Set exercise
What is the number of lines containing the string "ylabel"? Answer with the number only.

Records from a collection
** Begin **

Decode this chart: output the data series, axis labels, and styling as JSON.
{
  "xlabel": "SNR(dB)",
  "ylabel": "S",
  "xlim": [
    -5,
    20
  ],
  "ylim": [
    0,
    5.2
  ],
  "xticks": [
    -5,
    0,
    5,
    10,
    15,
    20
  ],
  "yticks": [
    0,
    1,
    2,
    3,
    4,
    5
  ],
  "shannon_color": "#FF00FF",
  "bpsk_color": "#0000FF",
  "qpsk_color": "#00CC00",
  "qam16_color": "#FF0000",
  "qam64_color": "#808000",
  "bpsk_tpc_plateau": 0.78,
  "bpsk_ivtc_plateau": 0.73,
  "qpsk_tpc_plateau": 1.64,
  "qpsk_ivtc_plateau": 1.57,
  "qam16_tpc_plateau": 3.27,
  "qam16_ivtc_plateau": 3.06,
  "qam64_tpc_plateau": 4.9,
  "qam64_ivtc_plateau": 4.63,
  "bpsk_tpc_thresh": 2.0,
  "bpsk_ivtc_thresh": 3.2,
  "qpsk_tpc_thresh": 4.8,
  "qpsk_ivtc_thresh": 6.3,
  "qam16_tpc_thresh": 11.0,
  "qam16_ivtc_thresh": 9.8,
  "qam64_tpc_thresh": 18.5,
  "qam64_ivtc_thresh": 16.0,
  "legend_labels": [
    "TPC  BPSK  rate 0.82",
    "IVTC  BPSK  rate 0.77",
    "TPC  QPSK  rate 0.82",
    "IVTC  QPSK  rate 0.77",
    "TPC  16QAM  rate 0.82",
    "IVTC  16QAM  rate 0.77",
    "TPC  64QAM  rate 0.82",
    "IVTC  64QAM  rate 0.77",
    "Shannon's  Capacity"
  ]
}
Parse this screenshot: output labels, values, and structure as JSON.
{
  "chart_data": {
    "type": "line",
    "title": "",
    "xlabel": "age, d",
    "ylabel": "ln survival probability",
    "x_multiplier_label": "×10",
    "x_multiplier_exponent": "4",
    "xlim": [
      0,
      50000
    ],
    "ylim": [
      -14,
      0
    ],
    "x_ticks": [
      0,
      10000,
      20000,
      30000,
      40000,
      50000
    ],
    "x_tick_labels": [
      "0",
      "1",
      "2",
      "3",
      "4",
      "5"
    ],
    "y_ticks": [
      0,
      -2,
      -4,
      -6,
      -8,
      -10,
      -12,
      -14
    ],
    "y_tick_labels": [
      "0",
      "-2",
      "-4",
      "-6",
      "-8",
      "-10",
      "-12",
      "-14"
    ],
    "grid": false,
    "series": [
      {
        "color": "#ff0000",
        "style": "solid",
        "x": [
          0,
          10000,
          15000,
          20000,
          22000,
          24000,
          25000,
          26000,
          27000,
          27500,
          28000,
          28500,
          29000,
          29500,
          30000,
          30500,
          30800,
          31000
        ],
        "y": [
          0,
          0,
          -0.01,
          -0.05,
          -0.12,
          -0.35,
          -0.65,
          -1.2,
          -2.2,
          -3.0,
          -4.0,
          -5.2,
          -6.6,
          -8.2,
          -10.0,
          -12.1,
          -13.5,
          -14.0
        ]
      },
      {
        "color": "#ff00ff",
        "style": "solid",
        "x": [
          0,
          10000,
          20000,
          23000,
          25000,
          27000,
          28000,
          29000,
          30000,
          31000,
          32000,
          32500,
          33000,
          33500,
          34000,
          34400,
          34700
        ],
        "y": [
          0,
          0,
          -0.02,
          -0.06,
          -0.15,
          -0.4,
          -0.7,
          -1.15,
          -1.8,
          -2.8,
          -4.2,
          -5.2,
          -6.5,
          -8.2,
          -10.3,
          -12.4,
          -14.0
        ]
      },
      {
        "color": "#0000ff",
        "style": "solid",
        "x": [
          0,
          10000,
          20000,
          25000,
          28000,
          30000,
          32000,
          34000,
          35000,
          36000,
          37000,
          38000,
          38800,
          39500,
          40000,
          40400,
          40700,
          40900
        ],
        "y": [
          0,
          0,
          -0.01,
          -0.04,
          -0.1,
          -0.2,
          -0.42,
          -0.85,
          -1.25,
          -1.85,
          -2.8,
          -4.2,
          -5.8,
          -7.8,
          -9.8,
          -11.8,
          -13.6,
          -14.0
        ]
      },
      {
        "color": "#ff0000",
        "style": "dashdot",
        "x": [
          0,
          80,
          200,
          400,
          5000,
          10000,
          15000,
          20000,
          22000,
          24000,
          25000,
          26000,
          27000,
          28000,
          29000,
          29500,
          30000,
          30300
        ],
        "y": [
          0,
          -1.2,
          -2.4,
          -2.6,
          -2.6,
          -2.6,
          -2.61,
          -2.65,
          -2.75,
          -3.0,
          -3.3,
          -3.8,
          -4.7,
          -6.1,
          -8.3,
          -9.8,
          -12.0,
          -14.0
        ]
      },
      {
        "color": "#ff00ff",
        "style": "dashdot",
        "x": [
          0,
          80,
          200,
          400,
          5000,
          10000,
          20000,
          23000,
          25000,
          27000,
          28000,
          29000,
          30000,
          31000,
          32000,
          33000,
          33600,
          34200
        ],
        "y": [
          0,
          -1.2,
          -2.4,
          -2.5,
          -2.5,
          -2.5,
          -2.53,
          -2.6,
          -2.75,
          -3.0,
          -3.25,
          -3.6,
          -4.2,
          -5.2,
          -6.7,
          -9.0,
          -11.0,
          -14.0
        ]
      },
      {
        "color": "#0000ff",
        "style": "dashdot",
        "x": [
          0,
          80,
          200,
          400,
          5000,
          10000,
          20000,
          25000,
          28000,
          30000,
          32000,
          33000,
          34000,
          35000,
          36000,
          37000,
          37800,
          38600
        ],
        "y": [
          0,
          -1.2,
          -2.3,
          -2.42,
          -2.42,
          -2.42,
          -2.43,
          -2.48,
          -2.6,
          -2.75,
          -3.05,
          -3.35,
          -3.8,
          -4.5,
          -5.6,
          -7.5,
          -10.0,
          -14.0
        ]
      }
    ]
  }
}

** End **

Correct response
2